§ **Domande sul materiale**
[1] Secondo il brano sul personale sanitario nella pandemia, quanti sono gli operatori sanitari contagiati?
[2] Per favore, prosegui il brano sul personale sanitario nella pandemia dopo la sua ultima frase.

§ **Brano scelto**
Il Papa nel videomessaggio per la Settimana Santa, due giorni fa ha elogiato gli eroi che rischiano la propria vita per salvare quella degli altri, combattendo contro questo nemico invisibile,impegnati in prima linea negli ospedali ma anche sulle strade nei servizi essenziali di vigilanza e controllo.
“Ho presente – ha detto il Santo Padre – la generosità di chi si espone per la cura di questa pandemia o per garantire i servizi essenziali alla società. Quanti eroi, di tutti i giorni, di tutte le ore!”
Eroi, ma anche vittime sacrificali perché, come dimostrano i dati, sono gli operatori sanitari, con oltre 11mila contagiati (e purtroppo 80 medici e 25 infermieri morti alla data di ieri) la categoria più colpita. Un numero impressionante di casi, che rende ancora più drammatica la situazione di emergenza, costringendo alla chiusura temporanea alcune strutture per l’opportuna sanificazione.
La questione della sicurezza investe tutto il personale sanitario, i medici ospedalieri e di base, gli infermieri e il personale socio-sanitario nelle strutture pubbliche e private, ed è un problema dovuto alla mancanza di Dispositivi di Protezione Individuale (DPI), soprattutto mascherine (quelle chirurgiche o FFP2 e FFP3) ma anche guanti, protezioni anti schizzo, occhiali protettivi.
Dispositivi necessari per svolgere in sicurezza le normali attività di cura e assistenza: lavorare senza è come andare a combattere al fronte senza armi.
Con questa ed altre carenze stiamo pagando ora lo scotto dei tagli indiscriminati alla Sanità, iniziati da molti anni, che ne hanno falcidiato le risorse e che ora evidenziano i danni prodotti nella loro cruda e drammatica realtà.
Questa è la situazione denunciata a gran voce da Antonio Magi e Pierluigi Bartoletti, Presidente e Vice Presidente dell’Ordine provinciale di Roma dei Medici e degli odontoiatri, ma anche dalla Federazione nazionale degli ordini delle professioni infermieristiche (FNOPI).

§ **Elenco dati**
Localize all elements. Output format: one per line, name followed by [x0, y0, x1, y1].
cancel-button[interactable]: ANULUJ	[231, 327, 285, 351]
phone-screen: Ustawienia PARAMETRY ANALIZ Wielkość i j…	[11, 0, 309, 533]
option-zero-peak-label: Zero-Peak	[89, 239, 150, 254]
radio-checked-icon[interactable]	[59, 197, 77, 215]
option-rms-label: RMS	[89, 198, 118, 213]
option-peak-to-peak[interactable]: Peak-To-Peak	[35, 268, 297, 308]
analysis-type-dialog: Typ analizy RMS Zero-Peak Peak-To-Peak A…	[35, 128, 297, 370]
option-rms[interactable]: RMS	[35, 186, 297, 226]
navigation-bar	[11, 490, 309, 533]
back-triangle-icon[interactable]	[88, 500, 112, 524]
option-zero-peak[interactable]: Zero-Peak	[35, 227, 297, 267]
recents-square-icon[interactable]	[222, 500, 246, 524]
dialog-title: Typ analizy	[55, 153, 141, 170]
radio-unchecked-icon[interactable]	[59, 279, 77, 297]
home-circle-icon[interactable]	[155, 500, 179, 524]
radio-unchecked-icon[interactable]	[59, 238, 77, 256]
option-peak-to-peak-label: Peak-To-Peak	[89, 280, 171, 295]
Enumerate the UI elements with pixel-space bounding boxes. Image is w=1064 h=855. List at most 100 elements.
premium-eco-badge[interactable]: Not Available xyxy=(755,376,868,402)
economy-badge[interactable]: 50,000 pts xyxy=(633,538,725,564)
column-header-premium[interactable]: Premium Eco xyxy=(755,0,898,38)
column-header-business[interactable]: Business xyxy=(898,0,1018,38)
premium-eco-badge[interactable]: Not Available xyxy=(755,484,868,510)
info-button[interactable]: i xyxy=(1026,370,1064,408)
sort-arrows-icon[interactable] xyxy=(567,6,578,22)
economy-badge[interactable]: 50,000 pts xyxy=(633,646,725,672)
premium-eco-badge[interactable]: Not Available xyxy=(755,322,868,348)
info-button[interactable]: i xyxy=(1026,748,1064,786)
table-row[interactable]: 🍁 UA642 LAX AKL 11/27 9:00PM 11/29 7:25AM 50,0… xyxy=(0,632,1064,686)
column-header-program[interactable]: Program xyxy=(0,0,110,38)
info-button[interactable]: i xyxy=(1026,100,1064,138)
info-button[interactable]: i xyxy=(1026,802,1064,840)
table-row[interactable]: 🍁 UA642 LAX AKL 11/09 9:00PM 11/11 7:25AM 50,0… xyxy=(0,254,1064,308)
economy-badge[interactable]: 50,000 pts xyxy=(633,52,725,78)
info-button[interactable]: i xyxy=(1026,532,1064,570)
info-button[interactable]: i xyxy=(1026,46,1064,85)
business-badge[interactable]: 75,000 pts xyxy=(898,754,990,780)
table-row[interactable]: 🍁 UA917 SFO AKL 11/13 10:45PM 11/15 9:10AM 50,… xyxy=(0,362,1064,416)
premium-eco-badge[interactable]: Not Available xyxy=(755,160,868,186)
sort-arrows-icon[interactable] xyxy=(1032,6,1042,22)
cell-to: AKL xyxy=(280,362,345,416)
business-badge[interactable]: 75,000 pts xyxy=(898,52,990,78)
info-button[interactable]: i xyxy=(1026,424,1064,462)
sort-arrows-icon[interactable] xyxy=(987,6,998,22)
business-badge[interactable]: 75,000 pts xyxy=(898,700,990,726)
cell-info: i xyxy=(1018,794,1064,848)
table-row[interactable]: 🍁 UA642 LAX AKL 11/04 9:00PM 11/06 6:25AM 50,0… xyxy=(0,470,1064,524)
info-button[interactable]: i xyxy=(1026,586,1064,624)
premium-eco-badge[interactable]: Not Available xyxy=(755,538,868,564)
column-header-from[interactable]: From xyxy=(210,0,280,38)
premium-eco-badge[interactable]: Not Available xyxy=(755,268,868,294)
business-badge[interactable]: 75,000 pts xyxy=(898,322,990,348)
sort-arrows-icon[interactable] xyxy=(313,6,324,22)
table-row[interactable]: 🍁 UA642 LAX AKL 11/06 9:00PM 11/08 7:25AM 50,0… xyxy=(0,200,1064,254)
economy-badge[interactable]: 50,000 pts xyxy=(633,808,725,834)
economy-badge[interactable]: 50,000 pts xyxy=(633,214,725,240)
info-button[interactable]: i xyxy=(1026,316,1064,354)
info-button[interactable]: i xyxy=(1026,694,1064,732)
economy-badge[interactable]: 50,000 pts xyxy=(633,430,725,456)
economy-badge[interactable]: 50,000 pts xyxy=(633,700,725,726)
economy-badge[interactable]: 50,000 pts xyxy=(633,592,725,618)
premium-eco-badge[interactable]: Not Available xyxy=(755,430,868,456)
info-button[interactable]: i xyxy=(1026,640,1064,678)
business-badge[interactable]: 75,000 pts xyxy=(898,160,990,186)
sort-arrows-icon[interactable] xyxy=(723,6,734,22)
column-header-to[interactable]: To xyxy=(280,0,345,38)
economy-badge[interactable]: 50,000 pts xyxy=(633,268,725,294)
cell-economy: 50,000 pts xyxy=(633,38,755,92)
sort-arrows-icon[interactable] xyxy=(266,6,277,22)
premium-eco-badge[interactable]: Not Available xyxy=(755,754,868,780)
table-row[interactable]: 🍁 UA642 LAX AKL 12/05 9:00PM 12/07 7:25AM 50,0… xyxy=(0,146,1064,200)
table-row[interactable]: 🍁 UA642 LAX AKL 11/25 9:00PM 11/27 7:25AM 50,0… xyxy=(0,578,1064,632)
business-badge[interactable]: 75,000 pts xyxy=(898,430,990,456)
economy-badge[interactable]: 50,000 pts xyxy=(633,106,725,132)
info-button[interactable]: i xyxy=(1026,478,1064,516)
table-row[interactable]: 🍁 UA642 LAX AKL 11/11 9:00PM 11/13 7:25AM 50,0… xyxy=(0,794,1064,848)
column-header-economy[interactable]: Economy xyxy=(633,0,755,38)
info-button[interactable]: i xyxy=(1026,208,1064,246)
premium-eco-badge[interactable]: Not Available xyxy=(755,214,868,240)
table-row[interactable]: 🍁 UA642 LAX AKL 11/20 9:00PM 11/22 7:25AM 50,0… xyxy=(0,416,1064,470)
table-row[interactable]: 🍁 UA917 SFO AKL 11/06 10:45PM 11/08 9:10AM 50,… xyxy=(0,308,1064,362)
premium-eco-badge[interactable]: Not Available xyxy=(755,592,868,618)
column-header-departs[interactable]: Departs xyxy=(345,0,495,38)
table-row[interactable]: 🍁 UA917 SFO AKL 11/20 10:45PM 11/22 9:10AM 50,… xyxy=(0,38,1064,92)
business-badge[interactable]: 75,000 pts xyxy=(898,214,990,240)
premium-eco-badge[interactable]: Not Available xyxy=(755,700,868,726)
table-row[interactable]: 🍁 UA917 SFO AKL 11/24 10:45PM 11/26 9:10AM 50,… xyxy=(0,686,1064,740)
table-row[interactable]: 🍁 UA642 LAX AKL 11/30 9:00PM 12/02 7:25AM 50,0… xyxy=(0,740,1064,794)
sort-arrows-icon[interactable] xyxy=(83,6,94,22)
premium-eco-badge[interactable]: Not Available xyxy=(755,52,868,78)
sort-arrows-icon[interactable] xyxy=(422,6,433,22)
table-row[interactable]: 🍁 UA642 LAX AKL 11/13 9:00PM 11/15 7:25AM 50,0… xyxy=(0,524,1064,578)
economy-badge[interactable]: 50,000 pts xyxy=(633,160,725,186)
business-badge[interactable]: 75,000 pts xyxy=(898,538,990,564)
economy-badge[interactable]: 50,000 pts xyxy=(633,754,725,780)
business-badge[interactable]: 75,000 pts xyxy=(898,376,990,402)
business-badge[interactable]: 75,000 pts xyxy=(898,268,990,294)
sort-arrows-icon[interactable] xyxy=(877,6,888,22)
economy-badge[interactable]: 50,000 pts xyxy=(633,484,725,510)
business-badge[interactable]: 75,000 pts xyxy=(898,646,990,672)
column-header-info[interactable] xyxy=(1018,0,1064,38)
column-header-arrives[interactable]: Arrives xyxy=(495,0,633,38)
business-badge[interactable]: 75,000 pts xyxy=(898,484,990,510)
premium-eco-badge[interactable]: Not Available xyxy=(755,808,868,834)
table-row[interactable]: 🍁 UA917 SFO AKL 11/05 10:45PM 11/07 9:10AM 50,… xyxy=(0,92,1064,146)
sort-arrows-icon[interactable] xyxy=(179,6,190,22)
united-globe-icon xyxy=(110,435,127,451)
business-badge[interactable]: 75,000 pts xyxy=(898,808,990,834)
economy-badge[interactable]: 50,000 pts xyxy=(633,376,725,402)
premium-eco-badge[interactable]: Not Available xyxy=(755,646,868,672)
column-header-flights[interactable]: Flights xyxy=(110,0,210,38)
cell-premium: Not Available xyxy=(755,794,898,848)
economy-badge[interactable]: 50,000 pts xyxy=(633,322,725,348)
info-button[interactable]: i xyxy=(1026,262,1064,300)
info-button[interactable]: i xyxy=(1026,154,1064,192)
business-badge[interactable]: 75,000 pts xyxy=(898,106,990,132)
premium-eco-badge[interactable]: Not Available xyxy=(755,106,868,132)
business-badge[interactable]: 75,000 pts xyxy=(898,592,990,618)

§ **Risposte**
[1] Oltre 11mila.

[2]
Particolarmente preoccupante, come ha dimostrato lo studio sull’evoluzione dell’epidemia a Vò Euganeo, è la presenza degli asintomatici, e il metodo finora usato di non fare il tampone ai medici e agli infermieri, a meno che non manifestino sintomi, è inadeguato, perché gli ospedali rischiano di diventare ad altissima pericolosità virale.
Così come le strutture residenziali per anziani, minori, disabili o persone con problemi di salute mentale e dipendenze, così come le carceri e i dormitori. È indispensabile che tutte le persone che operino o sono accolti in queste realtà possano aver accesso ai DPI.
Che dire poi dei rischi corsi dalle forze dell’ordine nell’esercizio delle loro funzioni? Tanti sarebbero i contagiati, come denuncia il presidente dell’Ansfo, l’Associazione nazionale dei sostenitori delle forze dell’ordine, Massimo Martini, ma il tampone per poliziotti e carabinieri nei casi a rischio non è obbligatorio.
Quello della scarsezza dei tamponi effettuati, in relazione al numero dei potenziali contagi, è un’altra nota dolente. Nella sola giornata di ieri sono morti a causa del Coronavirus, il carabiniere Raffaele Palestra Luogotenente al Nucleo investigativo di Salerno, 52 anni, e il sostituto commissario della Polizia di Stato Giorgio Guastamacchia, di Roma, 52 anni, senza patologie pregresse, che faceva parte della scorta del premier Giuseppe Conte. Tra i vigili urbani ieri è morto il Luogotenente Giuseppe Esposito, 65 anni, di Napoli.
Alcuni giorni fa il commissario Domenico Arcuri ha affermato che occorrono circa 90 milioni di mascherine chirurgiche al mese. Del resto anche il Decreto #CuraItalia, all’art. 5 Comma 5, autorizza una spesa di 50 milioni di euro per l’anno 2020, per i dispositivi di protezione individuale.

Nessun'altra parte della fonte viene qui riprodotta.